• Exercise objective:
Your task is to return the span of lines beginning at the one with "Decode this image" and ending at the last line of the data, exactly as it stands.
____
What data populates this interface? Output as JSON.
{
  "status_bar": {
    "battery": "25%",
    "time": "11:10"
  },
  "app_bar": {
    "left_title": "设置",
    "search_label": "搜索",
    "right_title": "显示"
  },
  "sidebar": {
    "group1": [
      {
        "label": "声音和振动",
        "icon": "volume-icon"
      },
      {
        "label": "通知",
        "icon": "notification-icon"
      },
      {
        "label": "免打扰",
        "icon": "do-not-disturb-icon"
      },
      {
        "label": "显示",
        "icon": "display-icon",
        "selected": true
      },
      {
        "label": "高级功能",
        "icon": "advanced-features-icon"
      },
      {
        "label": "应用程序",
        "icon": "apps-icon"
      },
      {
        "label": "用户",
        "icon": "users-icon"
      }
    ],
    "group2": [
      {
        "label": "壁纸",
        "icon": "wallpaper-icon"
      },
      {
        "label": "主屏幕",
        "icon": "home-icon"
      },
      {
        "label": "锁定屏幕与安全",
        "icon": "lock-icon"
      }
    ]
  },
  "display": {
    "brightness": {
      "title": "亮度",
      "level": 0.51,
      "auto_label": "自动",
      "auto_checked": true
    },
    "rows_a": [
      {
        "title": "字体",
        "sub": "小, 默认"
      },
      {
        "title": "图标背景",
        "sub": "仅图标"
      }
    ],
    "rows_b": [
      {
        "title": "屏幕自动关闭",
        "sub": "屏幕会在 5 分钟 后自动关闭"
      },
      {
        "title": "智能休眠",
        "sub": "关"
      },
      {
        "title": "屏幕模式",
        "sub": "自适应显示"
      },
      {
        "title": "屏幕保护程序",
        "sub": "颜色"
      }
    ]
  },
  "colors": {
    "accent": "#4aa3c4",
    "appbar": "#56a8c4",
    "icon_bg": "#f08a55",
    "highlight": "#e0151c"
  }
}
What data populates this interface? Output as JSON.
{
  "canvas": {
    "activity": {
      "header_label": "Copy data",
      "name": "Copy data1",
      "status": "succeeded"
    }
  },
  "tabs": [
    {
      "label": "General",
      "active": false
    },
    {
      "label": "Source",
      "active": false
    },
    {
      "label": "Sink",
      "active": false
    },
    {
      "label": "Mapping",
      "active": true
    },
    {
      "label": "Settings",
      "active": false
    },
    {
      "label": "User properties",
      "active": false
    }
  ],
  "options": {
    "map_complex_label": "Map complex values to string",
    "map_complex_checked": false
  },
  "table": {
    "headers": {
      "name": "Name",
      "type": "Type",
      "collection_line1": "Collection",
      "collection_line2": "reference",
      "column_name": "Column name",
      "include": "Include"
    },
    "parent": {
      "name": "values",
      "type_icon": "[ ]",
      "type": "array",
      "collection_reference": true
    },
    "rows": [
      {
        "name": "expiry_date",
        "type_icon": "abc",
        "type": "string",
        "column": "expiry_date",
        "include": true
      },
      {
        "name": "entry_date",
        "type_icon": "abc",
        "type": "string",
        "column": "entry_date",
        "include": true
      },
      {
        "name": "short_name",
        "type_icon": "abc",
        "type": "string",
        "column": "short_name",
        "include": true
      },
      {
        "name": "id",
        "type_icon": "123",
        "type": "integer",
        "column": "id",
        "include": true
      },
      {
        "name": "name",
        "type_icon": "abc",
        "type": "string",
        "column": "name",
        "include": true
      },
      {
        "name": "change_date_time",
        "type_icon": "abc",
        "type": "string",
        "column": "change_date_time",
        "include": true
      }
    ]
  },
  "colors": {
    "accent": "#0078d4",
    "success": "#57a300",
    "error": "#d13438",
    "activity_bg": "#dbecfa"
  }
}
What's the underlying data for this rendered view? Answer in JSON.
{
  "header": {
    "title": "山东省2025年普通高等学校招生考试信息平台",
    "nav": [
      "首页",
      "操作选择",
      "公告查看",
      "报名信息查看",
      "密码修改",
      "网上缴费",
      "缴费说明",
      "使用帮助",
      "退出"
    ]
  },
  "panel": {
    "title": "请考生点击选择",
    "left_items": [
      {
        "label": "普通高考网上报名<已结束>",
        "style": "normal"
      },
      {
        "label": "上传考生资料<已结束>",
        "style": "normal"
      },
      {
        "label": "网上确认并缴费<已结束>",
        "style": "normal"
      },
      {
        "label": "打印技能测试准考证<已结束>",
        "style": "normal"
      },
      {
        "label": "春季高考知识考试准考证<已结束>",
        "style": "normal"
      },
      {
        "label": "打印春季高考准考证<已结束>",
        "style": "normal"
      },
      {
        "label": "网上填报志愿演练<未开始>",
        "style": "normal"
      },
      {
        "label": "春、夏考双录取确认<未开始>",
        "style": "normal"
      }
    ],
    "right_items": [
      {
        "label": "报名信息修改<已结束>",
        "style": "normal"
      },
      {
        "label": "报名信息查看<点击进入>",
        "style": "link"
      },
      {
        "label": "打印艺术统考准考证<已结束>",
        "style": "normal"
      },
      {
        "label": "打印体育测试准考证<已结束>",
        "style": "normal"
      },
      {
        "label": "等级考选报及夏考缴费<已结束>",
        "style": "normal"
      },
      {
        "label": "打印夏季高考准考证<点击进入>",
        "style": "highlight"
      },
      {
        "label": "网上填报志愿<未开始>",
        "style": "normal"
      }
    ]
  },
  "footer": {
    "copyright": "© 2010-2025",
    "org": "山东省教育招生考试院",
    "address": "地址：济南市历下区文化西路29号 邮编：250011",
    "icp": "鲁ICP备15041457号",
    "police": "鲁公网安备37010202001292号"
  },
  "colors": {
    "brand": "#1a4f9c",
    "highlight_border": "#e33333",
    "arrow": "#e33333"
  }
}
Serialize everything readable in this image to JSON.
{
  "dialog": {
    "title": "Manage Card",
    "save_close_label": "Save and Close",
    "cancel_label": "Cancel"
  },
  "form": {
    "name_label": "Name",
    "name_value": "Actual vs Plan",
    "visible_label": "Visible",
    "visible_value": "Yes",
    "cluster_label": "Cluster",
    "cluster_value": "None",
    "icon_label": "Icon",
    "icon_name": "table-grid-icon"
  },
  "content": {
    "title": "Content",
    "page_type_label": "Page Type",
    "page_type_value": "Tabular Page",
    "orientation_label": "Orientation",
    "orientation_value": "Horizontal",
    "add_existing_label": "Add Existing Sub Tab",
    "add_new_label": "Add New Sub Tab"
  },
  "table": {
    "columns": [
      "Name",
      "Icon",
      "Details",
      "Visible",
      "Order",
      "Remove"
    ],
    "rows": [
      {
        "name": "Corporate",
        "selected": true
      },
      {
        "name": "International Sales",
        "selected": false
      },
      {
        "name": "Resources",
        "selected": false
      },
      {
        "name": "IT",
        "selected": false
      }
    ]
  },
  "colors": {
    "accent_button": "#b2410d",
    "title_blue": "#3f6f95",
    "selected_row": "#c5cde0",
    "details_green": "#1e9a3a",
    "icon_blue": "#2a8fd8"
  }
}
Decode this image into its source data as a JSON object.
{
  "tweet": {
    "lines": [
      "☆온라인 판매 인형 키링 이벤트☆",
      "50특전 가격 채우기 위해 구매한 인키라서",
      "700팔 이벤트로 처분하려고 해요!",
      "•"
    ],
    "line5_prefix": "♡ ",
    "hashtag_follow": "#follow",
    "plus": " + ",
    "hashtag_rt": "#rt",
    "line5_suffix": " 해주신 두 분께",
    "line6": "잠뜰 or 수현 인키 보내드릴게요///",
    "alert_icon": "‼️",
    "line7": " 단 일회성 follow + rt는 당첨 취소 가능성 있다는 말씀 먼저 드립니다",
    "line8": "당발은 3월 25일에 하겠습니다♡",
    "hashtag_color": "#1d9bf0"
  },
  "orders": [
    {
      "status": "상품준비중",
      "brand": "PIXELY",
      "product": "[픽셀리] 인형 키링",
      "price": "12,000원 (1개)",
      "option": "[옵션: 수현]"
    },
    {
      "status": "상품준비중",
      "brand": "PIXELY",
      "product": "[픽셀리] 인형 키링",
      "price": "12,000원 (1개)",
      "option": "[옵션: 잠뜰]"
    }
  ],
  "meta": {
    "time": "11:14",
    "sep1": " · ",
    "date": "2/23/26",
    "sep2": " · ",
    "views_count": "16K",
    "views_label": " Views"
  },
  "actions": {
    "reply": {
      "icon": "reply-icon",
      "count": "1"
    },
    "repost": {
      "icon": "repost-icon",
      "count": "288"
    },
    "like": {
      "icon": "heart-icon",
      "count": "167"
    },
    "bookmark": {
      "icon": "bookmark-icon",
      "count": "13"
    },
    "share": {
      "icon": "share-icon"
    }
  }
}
____
• Output:
Decode this image into its source data as a JSON object.
{
  "tweet": {
    "lines": [
      "☆온라인 판매 인형 키링 이벤트☆",
      "50특전 가격 채우기 위해 구매한 인키라서",
      "700팔 이벤트로 처분하려고 해요!",
      "•"
    ],
    "line5_prefix": "♡ ",
    "hashtag_follow": "#follow",
    "plus": " + ",
    "hashtag_rt": "#rt",
    "line5_suffix": " 해주신 두 분께",
    "line6": "잠뜰 or 수현 인키 보내드릴게요///",
    "alert_icon": "‼️",
    "line7": " 단 일회성 follow + rt는 당첨 취소 가능성 있다는 말씀 먼저 드립니다",
    "line8": "당발은 3월 25일에 하겠습니다♡",
    "hashtag_color": "#1d9bf0"
  },
  "orders": [
    {
      "status": "상품준비중",
      "brand": "PIXELY",
      "product": "[픽셀리] 인형 키링",
      "price": "12,000원 (1개)",
      "option": "[옵션: 수현]"
    },
    {
      "status": "상품준비중",
      "brand": "PIXELY",
      "product": "[픽셀리] 인형 키링",
      "price": "12,000원 (1개)",
      "option": "[옵션: 잠뜰]"
    }
  ],
  "meta": {
    "time": "11:14",
    "sep1": " · ",
    "date": "2/23/26",
    "sep2": " · ",
    "views_count": "16K",
    "views_label": " Views"
  },
  "actions": {
    "reply": {
      "icon": "reply-icon",
      "count": "1"
    },
    "repost": {
      "icon": "repost-icon",
      "count": "288"
    },
    "like": {
      "icon": "heart-icon",
      "count": "167"
    },
    "bookmark": {
      "icon": "bookmark-icon",
      "count": "13"
    },
    "share": {
      "icon": "share-icon"
    }
  }
}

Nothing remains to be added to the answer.